Also, the material constituting the coating layers 42, 42 is not particularly limited as long as it is the conductive material, but a metal such as copper or a copper alloy or aluminum or an aluminum alloy can be suitably used. As the method for forming the coating layers 42, 42 on both sides of the base material 41, metal sheet adhesion, metal vapor deposition, or plating can be given. The thickness of the coating layers 42, 42 is not particularly limited, but should be small to the extent of causing breakage or a short circuit due to external damage assumed in the electric wire 3 wound with the laminated tape and of causing the change in the characteristic impedance to sufficiently occur.

On the face of one coating layer 42, an adhesive tape 43 can be provided as appropriate. The laminated tape 40 can be fixed into a state of being wound around the outer circumference of the wire harness 30 by using the adhesive tape 43. When the laminated tape 40 is directly wound around the outer circumference of the electric wire bundle constituting the wire harness 30, the electric wire bundle is pressed by the laminated tape 40 through the adhesive tape 43, so that the laminated tape 40 is also enabled to have both of a role as the damage detection unit and a role as a binding material preventing the separation of the electric wire bundle.

In the forms shown in FIGS. 11A, 11B, the coating layers 42, 42 are not formed at both ends in the width direction of the laminated tape 40, and the point at which the base material 41 is exposed is provided, but the base material 41 is not necessarily required to be exposed in this way, and the coating layers 42, 42 may be provided on the entire surface of the base material 41. However, by leaving, at both ends in the width direction of the base material 41, the areas in which the coating layers 42, 42 are not provided, it is possible to prevent the situation where the coating layers 42, 42 on both sides come into contact with each other at the positions of the end edges of the laminated tape 40 to cause an unintended short circuit. Also, when the base material 41 is made of the functionality material which changes the electrical characteristics depending on the external environment, the base material 41 is exposed, and is directly contacted with the external environment, so that the base material 41 sensitively reflects the change in the external environment to be likely to cause the change of the electrical characteristics.

In the electric wire 3 wound with the laminated tape, the laminated tape 40 is wound in a spiral manner around the outer circumference of the wire harness 30 constituted as the electric wire bundle. Unlike the conductive tape 20 in the electric wire 1 wound with the conductive tape, gaps are not required to be provided between the turns of the spiral structure. The laminated tape 40 may be wound without providing the gaps between the turns, or the laminated tape 40 may be wound while the gaps each having a width smaller than the length of damage assumed are provided. The layer of the laminated tape 40 is preferably exposed on the outer surface of the electric wire 3 as a whole wound with the laminated tape.

(Wire Inspection Method)

In the electric wire 3 wound with the laminated tape, the two conductive coating layers 42, 42 that the laminated tape 40 has are used as the damage detection unit, and characteristic impedance between the two coating layers 42, 42 is measured as the wire inspection, so that damage can be detected. In the wire inspection, while damage which occurs in the coating layers 42, 42 of the laminated tape 40 is directly detected, the purpose of the wire inspection is to detect that external damage is formed in the core wire 31 (or the wire harness 30), or that it is in the premonitory stage just before the external damage is formed, by using the damage in the coating layers 42, 42 as an indicator.

DATASET ROWS:
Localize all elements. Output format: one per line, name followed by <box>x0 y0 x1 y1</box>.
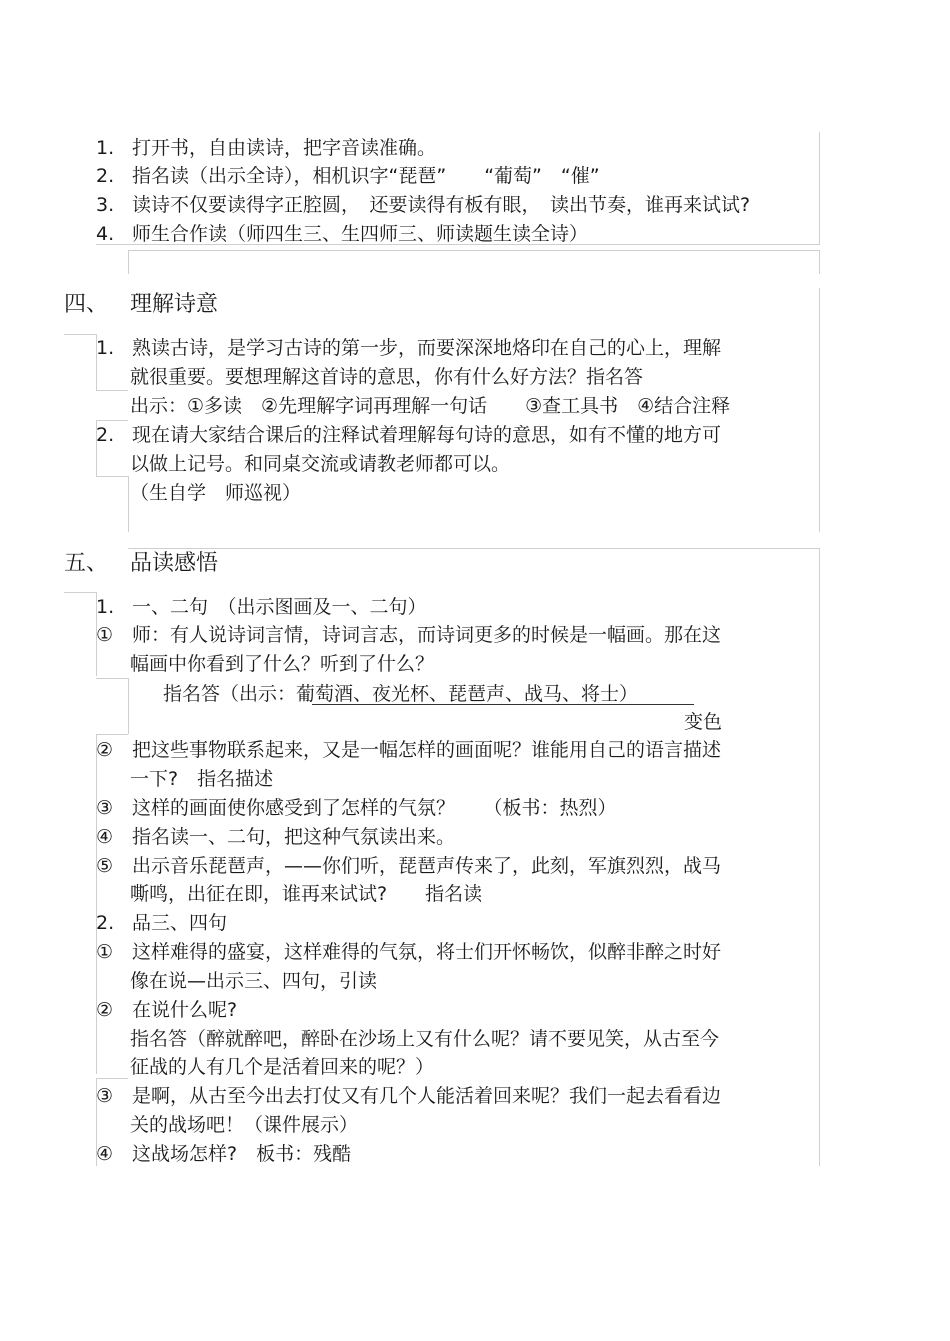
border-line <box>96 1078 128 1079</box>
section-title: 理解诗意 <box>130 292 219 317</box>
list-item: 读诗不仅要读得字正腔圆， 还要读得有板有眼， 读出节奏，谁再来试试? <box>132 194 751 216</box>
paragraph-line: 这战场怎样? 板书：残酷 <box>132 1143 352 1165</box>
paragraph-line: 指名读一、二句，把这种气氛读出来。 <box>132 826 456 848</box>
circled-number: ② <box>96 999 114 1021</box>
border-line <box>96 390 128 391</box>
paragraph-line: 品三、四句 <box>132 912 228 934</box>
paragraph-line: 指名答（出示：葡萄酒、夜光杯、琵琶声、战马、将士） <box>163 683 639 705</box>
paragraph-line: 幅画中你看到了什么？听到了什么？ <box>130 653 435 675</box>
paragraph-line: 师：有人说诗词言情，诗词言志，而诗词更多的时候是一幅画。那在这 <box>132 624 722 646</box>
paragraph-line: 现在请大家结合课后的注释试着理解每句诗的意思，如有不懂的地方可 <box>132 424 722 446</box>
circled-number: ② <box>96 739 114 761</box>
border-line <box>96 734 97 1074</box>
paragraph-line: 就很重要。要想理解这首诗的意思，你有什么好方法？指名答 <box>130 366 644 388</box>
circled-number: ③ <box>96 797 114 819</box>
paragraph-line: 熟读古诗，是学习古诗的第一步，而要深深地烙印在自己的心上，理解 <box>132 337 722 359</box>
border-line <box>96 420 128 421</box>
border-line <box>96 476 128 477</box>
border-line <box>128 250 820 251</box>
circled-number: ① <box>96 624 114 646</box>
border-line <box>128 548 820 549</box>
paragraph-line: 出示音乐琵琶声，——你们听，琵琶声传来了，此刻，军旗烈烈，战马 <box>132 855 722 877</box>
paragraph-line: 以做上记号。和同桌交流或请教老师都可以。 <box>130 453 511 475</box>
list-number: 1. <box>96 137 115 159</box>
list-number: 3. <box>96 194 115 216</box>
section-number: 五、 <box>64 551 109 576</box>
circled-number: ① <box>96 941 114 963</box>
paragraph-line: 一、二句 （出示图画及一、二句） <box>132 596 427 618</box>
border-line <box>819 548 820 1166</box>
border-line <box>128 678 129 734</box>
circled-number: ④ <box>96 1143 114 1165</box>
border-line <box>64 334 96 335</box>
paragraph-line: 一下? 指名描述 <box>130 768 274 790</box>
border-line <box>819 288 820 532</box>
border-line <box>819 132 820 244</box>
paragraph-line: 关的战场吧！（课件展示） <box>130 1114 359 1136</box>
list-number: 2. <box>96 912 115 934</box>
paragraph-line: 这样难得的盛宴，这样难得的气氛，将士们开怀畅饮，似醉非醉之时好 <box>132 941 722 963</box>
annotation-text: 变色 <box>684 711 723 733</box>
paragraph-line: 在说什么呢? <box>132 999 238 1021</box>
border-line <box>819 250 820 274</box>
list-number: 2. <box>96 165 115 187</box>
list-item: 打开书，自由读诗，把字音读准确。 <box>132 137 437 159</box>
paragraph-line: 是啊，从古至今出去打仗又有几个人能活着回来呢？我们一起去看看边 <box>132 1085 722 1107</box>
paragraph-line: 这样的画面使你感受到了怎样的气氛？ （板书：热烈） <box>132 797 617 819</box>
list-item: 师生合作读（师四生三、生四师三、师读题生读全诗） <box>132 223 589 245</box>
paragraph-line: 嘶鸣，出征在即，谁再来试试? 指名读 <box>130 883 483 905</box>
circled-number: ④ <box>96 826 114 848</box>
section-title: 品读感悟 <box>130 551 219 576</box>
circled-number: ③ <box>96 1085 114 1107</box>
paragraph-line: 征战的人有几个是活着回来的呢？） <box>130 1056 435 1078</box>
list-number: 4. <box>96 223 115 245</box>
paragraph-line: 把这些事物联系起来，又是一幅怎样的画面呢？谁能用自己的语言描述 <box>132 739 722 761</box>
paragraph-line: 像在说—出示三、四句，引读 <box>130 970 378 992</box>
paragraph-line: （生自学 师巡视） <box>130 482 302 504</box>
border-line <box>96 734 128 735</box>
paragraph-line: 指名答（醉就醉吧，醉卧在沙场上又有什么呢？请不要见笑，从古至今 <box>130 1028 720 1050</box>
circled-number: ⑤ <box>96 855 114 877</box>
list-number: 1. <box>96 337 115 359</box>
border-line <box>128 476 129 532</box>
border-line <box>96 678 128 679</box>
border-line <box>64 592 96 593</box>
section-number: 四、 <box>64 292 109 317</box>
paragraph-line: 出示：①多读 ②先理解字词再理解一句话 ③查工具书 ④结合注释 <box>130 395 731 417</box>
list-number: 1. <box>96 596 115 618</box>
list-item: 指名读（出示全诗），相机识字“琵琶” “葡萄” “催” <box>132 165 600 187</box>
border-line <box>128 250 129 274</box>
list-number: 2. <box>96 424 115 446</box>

OBJECTIVE A: Copy from the laminated tape text, word for word, the passage starting with "On the face" and going on through "of the electric wire bundle.".
OBJECTIVE B: Rewrite more briefly the paragraph of the laminated tape text that begins "On the face of one coating layer 42," and keep its main facts.
OBJECTIVE C: Using the laminated tape text, decide whether each statement agrees with it, and quote the deciding words: (i) the coating layers 42, 42 may cover the entire surface of the base material 41; (ii) the laminated tape 40 must be wound with gaps between the turns of the spiral; (iii) the wire inspection measures characteristic impedance between the two coating layers 42, 42.

FULL OUTPUT A:
On the face of one coating layer 42, an adhesive tape 43 can be provided as appropriate. The laminated tape 40 can be fixed into a state of being wound around the outer circumference of the wire harness 30 by using the adhesive tape 43. When the laminated tape 40 is directly wound around the outer circumference of the electric wire bundle constituting the wire harness 30, the electric wire bundle is pressed by the laminated tape 40 through the adhesive tape 43, so that the laminated tape 40 is also enabled to have both of a role as the damage detection unit and a role as a binding material preventing the separation of the electric wire bundle.

FULL OUTPUT B: An adhesive tape 43 may be placed on one coating layer 42. It fixes the laminated tape 40 in its wound state around the outer circumference of the wire harness 30. When the laminated tape 40 is wound directly around the electric wire bundle, it presses the bundle through the adhesive tape 43. The tape then acts both as the damage detection unit and as a binding material that keeps the bundle from separating.

FULL OUTPUT C:
(i) Yes: "the coating layers 42, 42 may be provided on the entire surface of the base material 41"
(ii) No: "gaps are not required to be provided between the turns of the spiral structure"
(iii) Yes: "characteristic impedance between the two coating layers 42, 42 is measured as the wire inspection"